→ Request:
Look below for the line containing "Reverse-engineer this chart into JSON." and the line containing "What data populates"; repeat exactly those two lines and all lines between them, and nothing else.

→ Information provided:
/---

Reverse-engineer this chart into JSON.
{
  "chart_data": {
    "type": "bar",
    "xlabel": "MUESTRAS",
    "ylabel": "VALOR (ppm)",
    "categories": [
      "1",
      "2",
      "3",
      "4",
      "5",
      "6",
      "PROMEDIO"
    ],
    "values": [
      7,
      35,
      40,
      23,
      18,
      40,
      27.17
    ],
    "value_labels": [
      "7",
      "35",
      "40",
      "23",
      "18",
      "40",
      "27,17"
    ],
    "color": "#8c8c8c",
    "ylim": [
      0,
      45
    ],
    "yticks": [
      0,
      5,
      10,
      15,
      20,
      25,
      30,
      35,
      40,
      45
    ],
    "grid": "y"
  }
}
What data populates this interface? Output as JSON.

\---
/---

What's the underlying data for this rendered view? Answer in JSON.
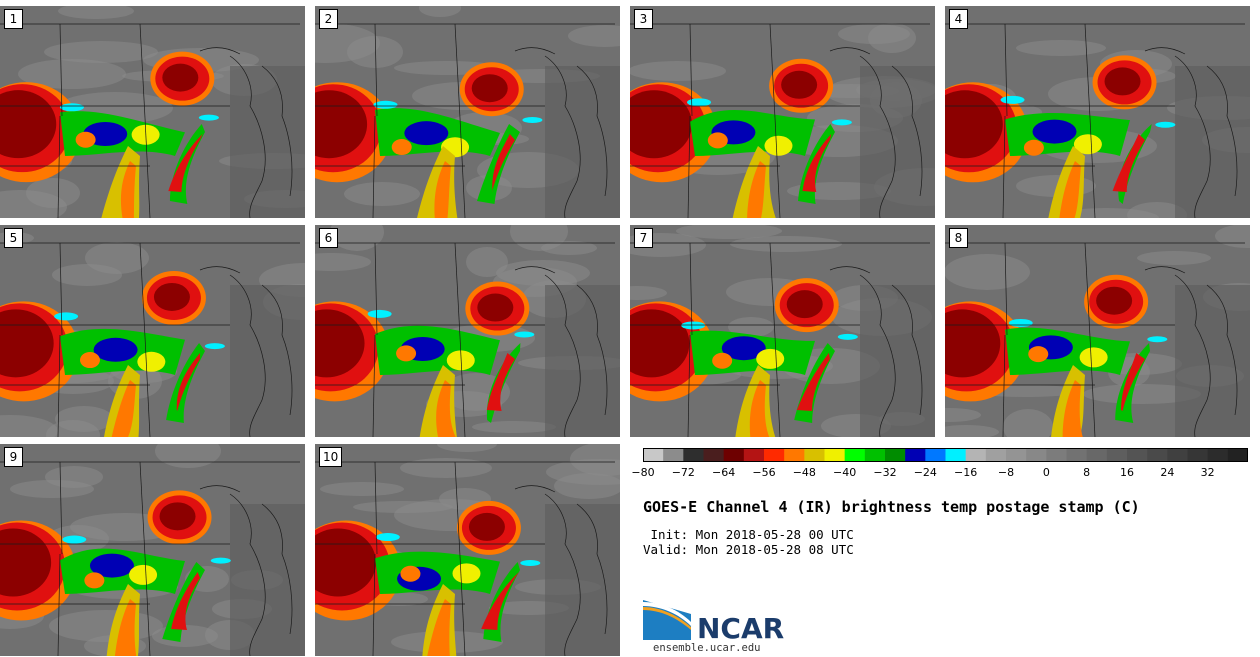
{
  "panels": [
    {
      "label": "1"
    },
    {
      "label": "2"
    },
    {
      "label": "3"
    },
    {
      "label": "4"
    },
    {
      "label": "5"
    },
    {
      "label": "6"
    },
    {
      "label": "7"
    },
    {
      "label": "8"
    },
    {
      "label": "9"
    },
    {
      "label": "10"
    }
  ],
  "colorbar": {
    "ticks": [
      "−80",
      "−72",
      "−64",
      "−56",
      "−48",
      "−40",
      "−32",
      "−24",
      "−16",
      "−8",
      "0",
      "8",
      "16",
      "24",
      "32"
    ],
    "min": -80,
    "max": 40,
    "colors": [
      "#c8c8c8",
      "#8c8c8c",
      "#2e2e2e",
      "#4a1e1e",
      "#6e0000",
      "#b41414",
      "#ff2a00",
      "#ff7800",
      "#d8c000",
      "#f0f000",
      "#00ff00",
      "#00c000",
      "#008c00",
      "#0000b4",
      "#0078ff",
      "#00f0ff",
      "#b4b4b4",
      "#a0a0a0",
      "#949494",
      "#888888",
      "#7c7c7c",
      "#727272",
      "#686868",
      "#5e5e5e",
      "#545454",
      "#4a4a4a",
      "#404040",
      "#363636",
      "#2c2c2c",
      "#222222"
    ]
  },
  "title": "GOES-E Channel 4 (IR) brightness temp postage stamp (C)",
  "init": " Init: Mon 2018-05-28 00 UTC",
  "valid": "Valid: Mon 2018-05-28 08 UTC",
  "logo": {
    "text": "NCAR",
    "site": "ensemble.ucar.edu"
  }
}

\---
/---

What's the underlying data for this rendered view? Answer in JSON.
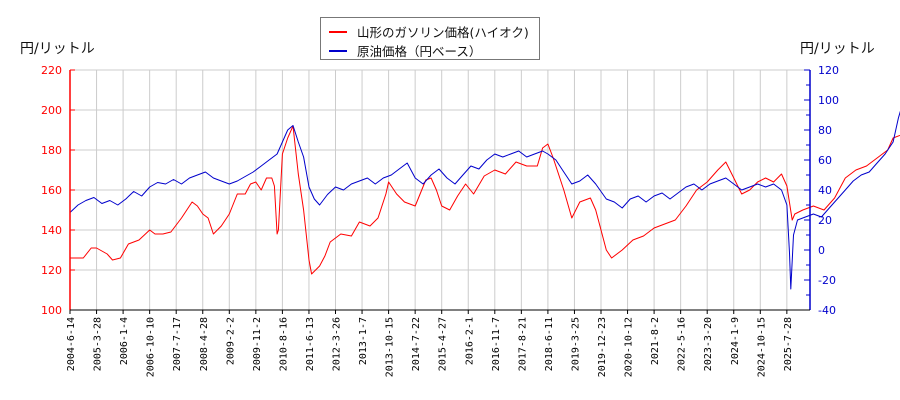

\---

→ Output for this exercise:
Reverse-engineer this chart into JSON.
{
  "chart_data": {
    "type": "bar",
    "xlabel": "MUESTRAS",
    "ylabel": "VALOR (ppm)",
    "categories": [
      "1",
      "2",
      "3",
      "4",
      "5",
      "6",
      "PROMEDIO"
    ],
    "values": [
      7,
      35,
      40,
      23,
      18,
      40,
      27.17
    ],
    "value_labels": [
      "7",
      "35",
      "40",
      "23",
      "18",
      "40",
      "27,17"
    ],
    "color": "#8c8c8c",
    "ylim": [
      0,
      45
    ],
    "yticks": [
      0,
      5,
      10,
      15,
      20,
      25,
      30,
      35,
      40,
      45
    ],
    "grid": "y"
  }
}
What data populates this interface? Output as JSON.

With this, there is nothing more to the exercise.